Where a line in the listing below contains the word "image", copy that line.

— start of THE DATA —

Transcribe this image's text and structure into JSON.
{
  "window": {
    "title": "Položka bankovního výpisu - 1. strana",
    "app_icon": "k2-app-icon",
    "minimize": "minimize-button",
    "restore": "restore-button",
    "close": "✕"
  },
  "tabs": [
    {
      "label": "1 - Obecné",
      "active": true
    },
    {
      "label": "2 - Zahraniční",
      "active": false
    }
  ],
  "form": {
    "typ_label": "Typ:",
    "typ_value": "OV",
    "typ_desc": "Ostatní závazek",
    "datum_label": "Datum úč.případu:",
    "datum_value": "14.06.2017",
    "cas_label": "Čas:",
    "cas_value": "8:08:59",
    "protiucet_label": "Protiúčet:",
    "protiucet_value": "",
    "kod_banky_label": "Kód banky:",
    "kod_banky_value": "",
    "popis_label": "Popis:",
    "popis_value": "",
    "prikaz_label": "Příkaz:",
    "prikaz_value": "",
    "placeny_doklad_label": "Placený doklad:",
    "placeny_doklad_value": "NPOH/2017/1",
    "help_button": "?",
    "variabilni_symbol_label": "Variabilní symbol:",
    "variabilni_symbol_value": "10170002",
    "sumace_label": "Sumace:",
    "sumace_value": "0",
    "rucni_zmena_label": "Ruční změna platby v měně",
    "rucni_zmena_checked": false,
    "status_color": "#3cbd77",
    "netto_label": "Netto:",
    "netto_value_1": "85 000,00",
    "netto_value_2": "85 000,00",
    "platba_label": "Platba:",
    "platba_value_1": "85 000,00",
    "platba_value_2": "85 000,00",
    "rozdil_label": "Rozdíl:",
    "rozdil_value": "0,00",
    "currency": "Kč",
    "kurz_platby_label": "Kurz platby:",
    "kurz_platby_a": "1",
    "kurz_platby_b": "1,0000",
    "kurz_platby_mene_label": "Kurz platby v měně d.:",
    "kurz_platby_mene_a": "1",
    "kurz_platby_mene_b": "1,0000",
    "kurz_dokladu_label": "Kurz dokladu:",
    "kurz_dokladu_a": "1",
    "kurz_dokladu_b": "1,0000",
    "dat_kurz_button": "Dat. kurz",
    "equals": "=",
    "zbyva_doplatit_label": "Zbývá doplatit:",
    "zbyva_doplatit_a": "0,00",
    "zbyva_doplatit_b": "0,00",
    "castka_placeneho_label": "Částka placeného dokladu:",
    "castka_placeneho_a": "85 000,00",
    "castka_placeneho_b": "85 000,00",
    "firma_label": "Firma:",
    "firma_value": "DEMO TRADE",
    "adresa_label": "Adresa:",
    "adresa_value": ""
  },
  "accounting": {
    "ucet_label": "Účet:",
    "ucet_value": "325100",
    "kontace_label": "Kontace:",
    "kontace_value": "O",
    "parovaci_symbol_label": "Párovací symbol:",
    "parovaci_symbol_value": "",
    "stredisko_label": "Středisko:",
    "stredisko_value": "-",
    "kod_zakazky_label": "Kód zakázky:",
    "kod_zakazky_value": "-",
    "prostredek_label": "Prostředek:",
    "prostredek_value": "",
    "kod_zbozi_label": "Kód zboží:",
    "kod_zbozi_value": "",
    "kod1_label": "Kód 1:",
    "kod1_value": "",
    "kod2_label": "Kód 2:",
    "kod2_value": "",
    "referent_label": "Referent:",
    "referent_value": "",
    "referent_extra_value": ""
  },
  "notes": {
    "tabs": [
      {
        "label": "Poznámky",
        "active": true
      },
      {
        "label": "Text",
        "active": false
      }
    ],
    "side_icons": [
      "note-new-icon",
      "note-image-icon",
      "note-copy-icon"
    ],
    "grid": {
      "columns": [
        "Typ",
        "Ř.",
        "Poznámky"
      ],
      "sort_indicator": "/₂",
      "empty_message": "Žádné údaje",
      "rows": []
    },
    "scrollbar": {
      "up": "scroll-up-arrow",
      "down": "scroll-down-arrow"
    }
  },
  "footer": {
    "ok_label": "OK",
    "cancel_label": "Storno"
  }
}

— end of THE DATA —

▸ **RESULT OF THIS TASK**
Transcribe this image's text and structure into JSON.
      "note-image-icon",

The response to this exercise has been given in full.